— start of DATASET EXTRACT —

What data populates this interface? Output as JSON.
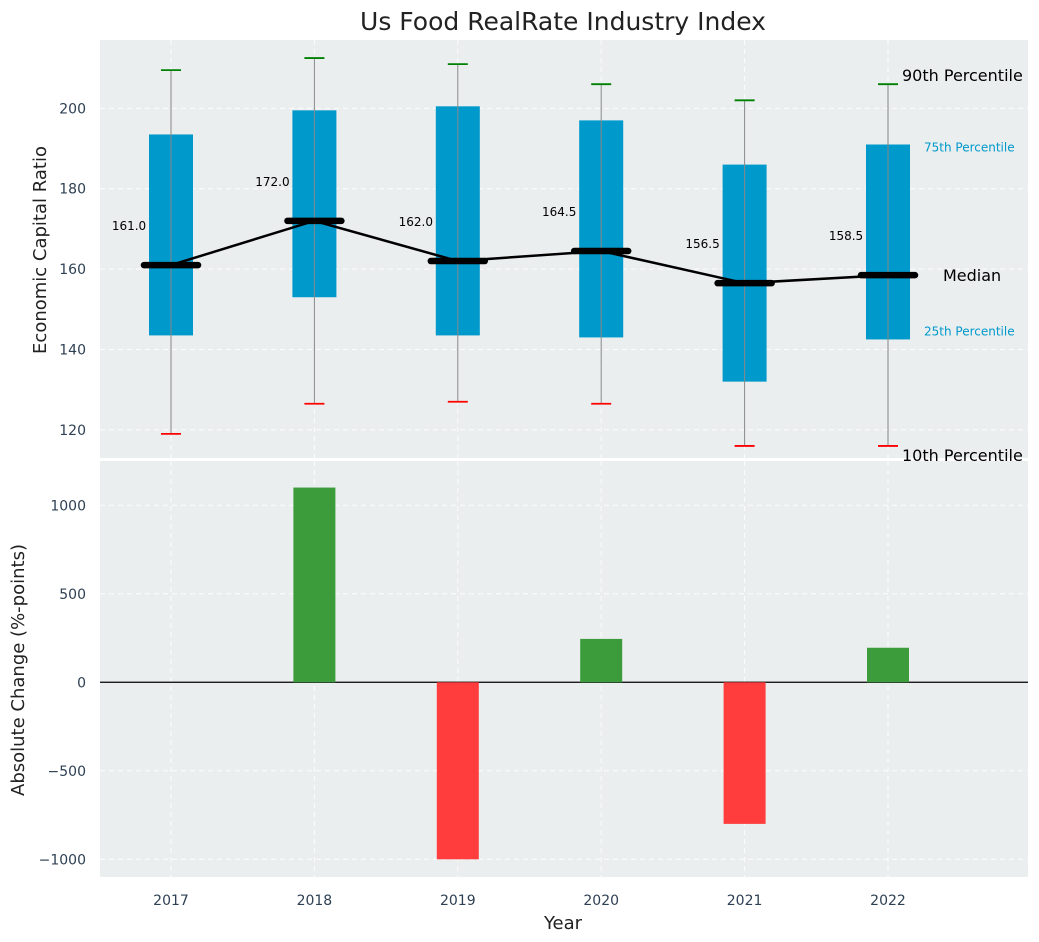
{
  "chart_data": {
    "title": "Us Food RealRate Industry Index",
    "xlabel": "Year",
    "categories": [
      "2017",
      "2018",
      "2019",
      "2020",
      "2021",
      "2022"
    ],
    "colors": {
      "box": "#0099cc",
      "median": "#000000",
      "whisker": "#888888",
      "p90_cap": "#008000",
      "p10_cap": "#ff0000",
      "bar_positive": "#3c9c3c",
      "bar_negative": "#ff3d3d",
      "panel_bg": "#eaeeee",
      "percentile_label_box": "#0099cc"
    },
    "top_panel": {
      "type": "box",
      "ylabel": "Economic Capital Ratio",
      "ylim": [
        113,
        217
      ],
      "yticks": [
        120,
        140,
        160,
        180,
        200
      ],
      "p10": [
        119,
        126.5,
        127,
        126.5,
        116,
        116
      ],
      "p25": [
        143.5,
        153,
        143.5,
        143,
        132,
        142.5
      ],
      "median": [
        161.0,
        172.0,
        162.0,
        164.5,
        156.5,
        158.5
      ],
      "p75": [
        193.5,
        199.5,
        200.5,
        197,
        186,
        191
      ],
      "p90": [
        209.5,
        212.5,
        211,
        206,
        202,
        206
      ],
      "median_labels": [
        "161.0",
        "172.0",
        "162.0",
        "164.5",
        "156.5",
        "158.5"
      ],
      "legend_labels": {
        "p90": "90th Percentile",
        "p75": "75th Percentile",
        "median": "Median",
        "p25": "25th Percentile",
        "p10": "10th Percentile"
      }
    },
    "bottom_panel": {
      "type": "bar",
      "ylabel": "Absolute Change (%-points)",
      "ylim": [
        -1100,
        1250
      ],
      "yticks": [
        -1000,
        -500,
        0,
        500,
        1000
      ],
      "ytick_labels": [
        "−1000",
        "−500",
        "0",
        "500",
        "1000"
      ],
      "values": [
        0,
        1100,
        -1000,
        245,
        -800,
        195
      ]
    }
  }
}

— end of DATASET EXTRACT —

> **GIVEN REQUEST**
Write out the listing word for word, omitting the pictures it holds.

> **COMPLETED TASK**
What data populates this interface? Output as JSON.
{
  "chart_data": {
    "title": "Us Food RealRate Industry Index",
    "xlabel": "Year",
    "categories": [
      "2017",
      "2018",
      "2019",
      "2020",
      "2021",
      "2022"
    ],
    "colors": {
      "box": "#0099cc",
      "median": "#000000",
      "whisker": "#888888",
      "p90_cap": "#008000",
      "p10_cap": "#ff0000",
      "bar_positive": "#3c9c3c",
      "bar_negative": "#ff3d3d",
      "panel_bg": "#eaeeee",
      "percentile_label_box": "#0099cc"
    },
    "top_panel": {
      "type": "box",
      "ylabel": "Economic Capital Ratio",
      "ylim": [
        113,
        217
      ],
      "yticks": [
        120,
        140,
        160,
        180,
        200
      ],
      "p10": [
        119,
        126.5,
        127,
        126.5,
        116,
        116
      ],
      "p25": [
        143.5,
        153,
        143.5,
        143,
        132,
        142.5
      ],
      "median": [
        161.0,
        172.0,
        162.0,
        164.5,
        156.5,
        158.5
      ],
      "p75": [
        193.5,
        199.5,
        200.5,
        197,
        186,
        191
      ],
      "p90": [
        209.5,
        212.5,
        211,
        206,
        202,
        206
      ],
      "median_labels": [
        "161.0",
        "172.0",
        "162.0",
        "164.5",
        "156.5",
        "158.5"
      ],
      "legend_labels": {
        "p90": "90th Percentile",
        "p75": "75th Percentile",
        "median": "Median",
        "p25": "25th Percentile",
        "p10": "10th Percentile"
      }
    },
    "bottom_panel": {
      "type": "bar",
      "ylabel": "Absolute Change (%-points)",
      "ylim": [
        -1100,
        1250
      ],
      "yticks": [
        -1000,
        -500,
        0,
        500,
        1000
      ],
      "ytick_labels": [
        "−1000",
        "−500",
        "0",
        "500",
        "1000"
      ],
      "values": [
        0,
        1100,
        -1000,
        245,
        -800,
        195
      ]
    }
  }
}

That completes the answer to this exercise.